SHORT EXERCISE: Give every line of the data again, unchanged, but with no pictures.
## Begin RECORD EXTRACTS
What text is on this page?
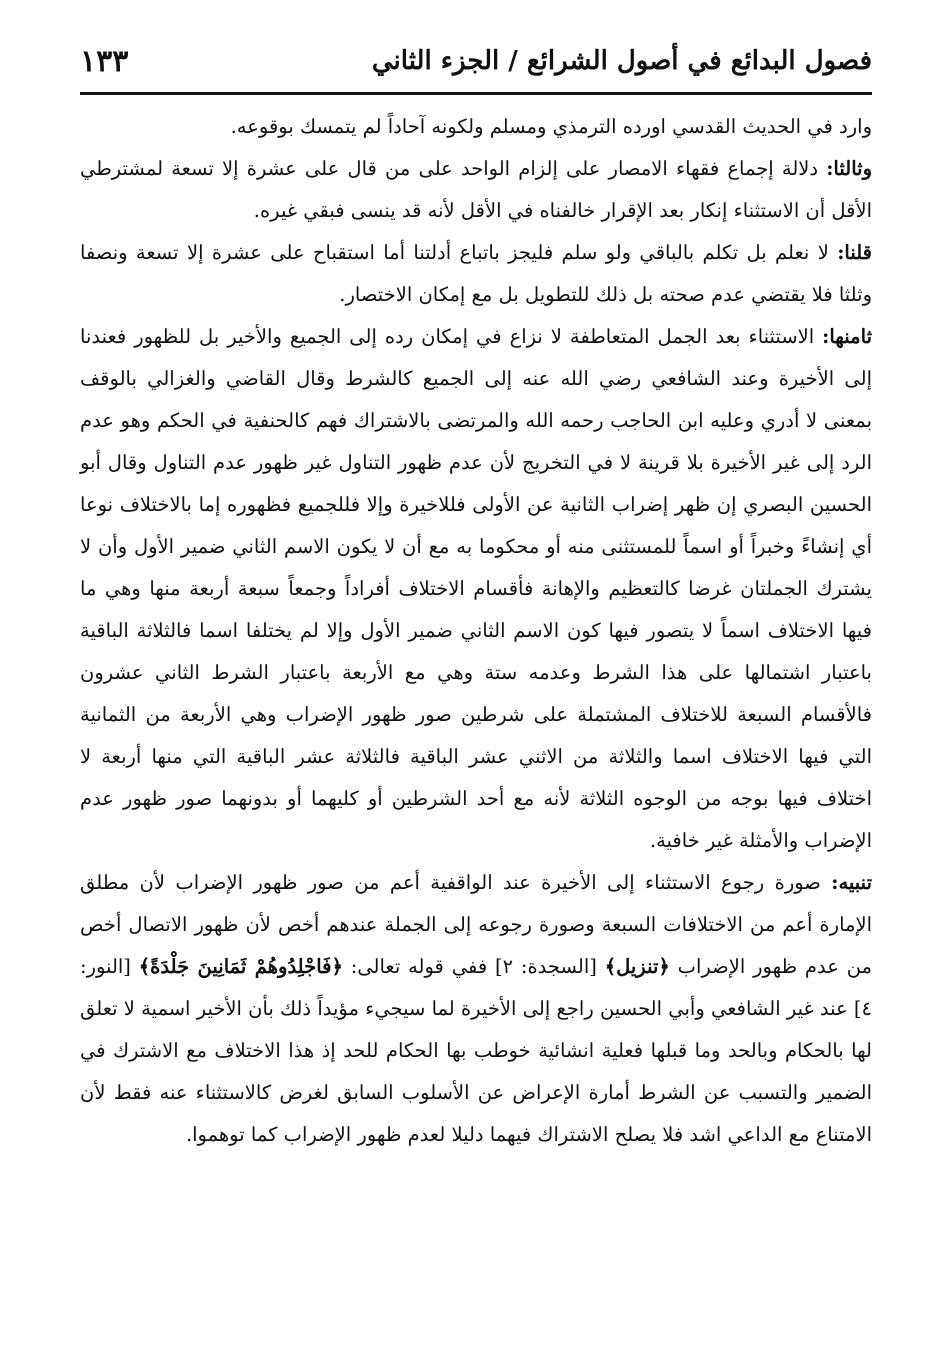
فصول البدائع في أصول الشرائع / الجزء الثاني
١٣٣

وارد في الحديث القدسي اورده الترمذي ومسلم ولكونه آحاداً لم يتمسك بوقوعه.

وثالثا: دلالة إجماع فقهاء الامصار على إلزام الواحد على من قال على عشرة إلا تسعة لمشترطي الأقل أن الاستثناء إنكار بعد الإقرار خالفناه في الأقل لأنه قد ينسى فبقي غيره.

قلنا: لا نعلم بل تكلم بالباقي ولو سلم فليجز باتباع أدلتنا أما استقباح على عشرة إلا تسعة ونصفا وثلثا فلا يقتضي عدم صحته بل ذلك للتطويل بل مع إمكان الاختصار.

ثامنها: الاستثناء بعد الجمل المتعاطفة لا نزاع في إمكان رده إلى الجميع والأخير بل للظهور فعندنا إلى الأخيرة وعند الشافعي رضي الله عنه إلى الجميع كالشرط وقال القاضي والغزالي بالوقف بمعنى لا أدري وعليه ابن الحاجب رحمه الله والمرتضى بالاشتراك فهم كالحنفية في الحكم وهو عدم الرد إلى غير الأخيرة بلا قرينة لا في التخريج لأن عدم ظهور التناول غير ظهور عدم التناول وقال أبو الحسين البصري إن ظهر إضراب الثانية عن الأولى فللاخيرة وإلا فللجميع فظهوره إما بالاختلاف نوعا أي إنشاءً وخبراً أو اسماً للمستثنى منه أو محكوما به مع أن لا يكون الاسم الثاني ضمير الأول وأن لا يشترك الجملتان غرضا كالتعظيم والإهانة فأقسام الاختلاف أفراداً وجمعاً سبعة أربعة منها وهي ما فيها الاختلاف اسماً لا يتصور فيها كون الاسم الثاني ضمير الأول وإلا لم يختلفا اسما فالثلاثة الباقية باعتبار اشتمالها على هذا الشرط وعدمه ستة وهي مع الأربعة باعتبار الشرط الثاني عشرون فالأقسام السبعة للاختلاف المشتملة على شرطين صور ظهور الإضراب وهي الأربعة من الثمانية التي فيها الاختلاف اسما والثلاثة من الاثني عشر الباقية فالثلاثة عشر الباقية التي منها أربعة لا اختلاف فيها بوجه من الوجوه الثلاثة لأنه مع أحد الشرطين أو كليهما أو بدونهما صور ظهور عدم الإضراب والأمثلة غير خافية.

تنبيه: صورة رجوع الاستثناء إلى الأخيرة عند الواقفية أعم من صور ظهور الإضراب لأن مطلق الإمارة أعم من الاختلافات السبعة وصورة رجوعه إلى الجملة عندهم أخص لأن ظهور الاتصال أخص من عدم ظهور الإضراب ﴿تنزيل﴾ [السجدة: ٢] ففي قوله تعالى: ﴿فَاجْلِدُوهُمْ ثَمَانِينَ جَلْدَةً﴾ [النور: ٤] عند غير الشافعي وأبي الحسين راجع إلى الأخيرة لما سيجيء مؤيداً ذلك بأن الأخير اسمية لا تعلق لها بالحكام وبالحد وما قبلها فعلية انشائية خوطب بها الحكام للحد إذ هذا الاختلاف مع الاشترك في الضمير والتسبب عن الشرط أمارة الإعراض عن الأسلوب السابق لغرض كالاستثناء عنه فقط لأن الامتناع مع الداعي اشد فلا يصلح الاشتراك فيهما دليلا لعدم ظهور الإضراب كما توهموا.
## End RECORD EXTRACTS
RESULT:
What text is on this page?
فصول البدائع في أصول الشرائع / الجزء الثاني
١٣٣

وارد في الحديث القدسي اورده الترمذي ومسلم ولكونه آحاداً لم يتمسك بوقوعه.

وثالثا: دلالة إجماع فقهاء الامصار على إلزام الواحد على من قال على عشرة إلا تسعة لمشترطي الأقل أن الاستثناء إنكار بعد الإقرار خالفناه في الأقل لأنه قد ينسى فبقي غيره.

قلنا: لا نعلم بل تكلم بالباقي ولو سلم فليجز باتباع أدلتنا أما استقباح على عشرة إلا تسعة ونصفا وثلثا فلا يقتضي عدم صحته بل ذلك للتطويل بل مع إمكان الاختصار.

ثامنها: الاستثناء بعد الجمل المتعاطفة لا نزاع في إمكان رده إلى الجميع والأخير بل للظهور فعندنا إلى الأخيرة وعند الشافعي رضي الله عنه إلى الجميع كالشرط وقال القاضي والغزالي بالوقف بمعنى لا أدري وعليه ابن الحاجب رحمه الله والمرتضى بالاشتراك فهم كالحنفية في الحكم وهو عدم الرد إلى غير الأخيرة بلا قرينة لا في التخريج لأن عدم ظهور التناول غير ظهور عدم التناول وقال أبو الحسين البصري إن ظهر إضراب الثانية عن الأولى فللاخيرة وإلا فللجميع فظهوره إما بالاختلاف نوعا أي إنشاءً وخبراً أو اسماً للمستثنى منه أو محكوما به مع أن لا يكون الاسم الثاني ضمير الأول وأن لا يشترك الجملتان غرضا كالتعظيم والإهانة فأقسام الاختلاف أفراداً وجمعاً سبعة أربعة منها وهي ما فيها الاختلاف اسماً لا يتصور فيها كون الاسم الثاني ضمير الأول وإلا لم يختلفا اسما فالثلاثة الباقية باعتبار اشتمالها على هذا الشرط وعدمه ستة وهي مع الأربعة باعتبار الشرط الثاني عشرون فالأقسام السبعة للاختلاف المشتملة على شرطين صور ظهور الإضراب وهي الأربعة من الثمانية التي فيها الاختلاف اسما والثلاثة من الاثني عشر الباقية فالثلاثة عشر الباقية التي منها أربعة لا اختلاف فيها بوجه من الوجوه الثلاثة لأنه مع أحد الشرطين أو كليهما أو بدونهما صور ظهور عدم الإضراب والأمثلة غير خافية.

تنبيه: صورة رجوع الاستثناء إلى الأخيرة عند الواقفية أعم من صور ظهور الإضراب لأن مطلق الإمارة أعم من الاختلافات السبعة وصورة رجوعه إلى الجملة عندهم أخص لأن ظهور الاتصال أخص من عدم ظهور الإضراب ﴿تنزيل﴾ [السجدة: ٢] ففي قوله تعالى: ﴿فَاجْلِدُوهُمْ ثَمَانِينَ جَلْدَةً﴾ [النور: ٤] عند غير الشافعي وأبي الحسين راجع إلى الأخيرة لما سيجيء مؤيداً ذلك بأن الأخير اسمية لا تعلق لها بالحكام وبالحد وما قبلها فعلية انشائية خوطب بها الحكام للحد إذ هذا الاختلاف مع الاشترك في الضمير والتسبب عن الشرط أمارة الإعراض عن الأسلوب السابق لغرض كالاستثناء عنه فقط لأن الامتناع مع الداعي اشد فلا يصلح الاشتراك فيهما دليلا لعدم ظهور الإضراب كما توهموا.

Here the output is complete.